> [WRITTEN TASK]
What is the number of lines in these entries that contain "année"? State it alone.

+ + +

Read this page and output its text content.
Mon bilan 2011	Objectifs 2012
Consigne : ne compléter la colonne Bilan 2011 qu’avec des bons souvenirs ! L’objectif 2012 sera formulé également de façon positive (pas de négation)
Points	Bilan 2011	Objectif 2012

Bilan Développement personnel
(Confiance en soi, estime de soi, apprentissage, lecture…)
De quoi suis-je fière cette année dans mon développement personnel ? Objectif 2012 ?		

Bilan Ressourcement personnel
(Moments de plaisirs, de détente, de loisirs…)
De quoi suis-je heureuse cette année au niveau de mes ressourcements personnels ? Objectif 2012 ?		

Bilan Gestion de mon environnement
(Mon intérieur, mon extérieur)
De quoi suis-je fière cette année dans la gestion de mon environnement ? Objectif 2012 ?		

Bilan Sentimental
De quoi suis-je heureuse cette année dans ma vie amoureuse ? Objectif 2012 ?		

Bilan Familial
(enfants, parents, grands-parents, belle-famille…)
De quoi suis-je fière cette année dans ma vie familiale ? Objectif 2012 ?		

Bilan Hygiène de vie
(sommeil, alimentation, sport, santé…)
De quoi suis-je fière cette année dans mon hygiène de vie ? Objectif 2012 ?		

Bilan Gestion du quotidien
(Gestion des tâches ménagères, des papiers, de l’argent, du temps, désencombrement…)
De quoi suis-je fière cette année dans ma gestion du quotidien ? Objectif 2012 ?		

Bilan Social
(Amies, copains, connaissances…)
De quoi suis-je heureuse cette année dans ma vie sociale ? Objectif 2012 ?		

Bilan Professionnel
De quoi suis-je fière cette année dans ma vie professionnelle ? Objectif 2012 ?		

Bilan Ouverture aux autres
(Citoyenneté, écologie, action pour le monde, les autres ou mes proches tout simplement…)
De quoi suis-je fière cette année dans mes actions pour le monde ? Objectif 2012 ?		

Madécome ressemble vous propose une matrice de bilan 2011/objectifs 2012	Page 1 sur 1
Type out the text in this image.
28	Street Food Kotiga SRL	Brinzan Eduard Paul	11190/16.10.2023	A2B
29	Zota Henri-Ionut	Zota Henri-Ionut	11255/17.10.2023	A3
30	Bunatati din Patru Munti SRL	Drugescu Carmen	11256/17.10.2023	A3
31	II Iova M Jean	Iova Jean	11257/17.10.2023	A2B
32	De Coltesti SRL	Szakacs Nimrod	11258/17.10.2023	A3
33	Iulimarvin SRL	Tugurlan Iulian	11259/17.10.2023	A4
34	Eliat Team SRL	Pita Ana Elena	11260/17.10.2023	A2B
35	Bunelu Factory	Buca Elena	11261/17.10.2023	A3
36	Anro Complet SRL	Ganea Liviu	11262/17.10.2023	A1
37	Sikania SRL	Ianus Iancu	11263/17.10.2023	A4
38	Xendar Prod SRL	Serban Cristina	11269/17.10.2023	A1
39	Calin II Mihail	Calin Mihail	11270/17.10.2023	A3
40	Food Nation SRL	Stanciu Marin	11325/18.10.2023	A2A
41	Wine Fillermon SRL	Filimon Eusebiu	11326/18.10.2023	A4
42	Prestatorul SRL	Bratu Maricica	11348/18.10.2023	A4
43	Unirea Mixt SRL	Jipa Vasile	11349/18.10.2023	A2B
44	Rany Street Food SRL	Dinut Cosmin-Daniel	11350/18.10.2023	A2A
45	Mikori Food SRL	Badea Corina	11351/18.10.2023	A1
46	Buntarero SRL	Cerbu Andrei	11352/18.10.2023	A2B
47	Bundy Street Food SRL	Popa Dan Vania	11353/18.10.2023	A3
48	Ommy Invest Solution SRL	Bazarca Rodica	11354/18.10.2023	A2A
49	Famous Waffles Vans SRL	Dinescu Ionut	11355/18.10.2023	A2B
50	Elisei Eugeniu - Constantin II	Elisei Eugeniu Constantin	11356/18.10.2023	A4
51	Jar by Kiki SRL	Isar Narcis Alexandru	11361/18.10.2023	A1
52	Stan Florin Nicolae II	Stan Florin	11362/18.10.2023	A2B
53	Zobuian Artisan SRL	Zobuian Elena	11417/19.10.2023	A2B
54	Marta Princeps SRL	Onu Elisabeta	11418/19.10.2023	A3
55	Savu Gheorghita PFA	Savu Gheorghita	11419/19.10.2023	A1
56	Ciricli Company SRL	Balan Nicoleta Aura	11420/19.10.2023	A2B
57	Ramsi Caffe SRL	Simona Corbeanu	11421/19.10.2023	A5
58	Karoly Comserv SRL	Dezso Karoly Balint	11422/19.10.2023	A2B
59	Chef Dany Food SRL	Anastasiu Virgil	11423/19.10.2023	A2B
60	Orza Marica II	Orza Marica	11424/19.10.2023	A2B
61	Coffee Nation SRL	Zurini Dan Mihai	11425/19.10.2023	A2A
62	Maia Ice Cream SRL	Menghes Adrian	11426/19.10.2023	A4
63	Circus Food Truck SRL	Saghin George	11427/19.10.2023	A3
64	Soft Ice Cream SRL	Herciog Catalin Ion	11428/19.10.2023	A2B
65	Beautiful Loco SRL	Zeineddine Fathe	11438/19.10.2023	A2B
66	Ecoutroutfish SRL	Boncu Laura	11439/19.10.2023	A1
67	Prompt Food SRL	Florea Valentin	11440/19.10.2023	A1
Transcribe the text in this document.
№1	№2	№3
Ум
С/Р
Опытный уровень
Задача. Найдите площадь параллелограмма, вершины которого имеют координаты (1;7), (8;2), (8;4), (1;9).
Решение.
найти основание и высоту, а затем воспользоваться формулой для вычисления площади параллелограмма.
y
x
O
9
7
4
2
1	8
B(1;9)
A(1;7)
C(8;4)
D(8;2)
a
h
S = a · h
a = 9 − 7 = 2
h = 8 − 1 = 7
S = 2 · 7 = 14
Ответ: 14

+ + +

> [WRITTEN REPLY]
10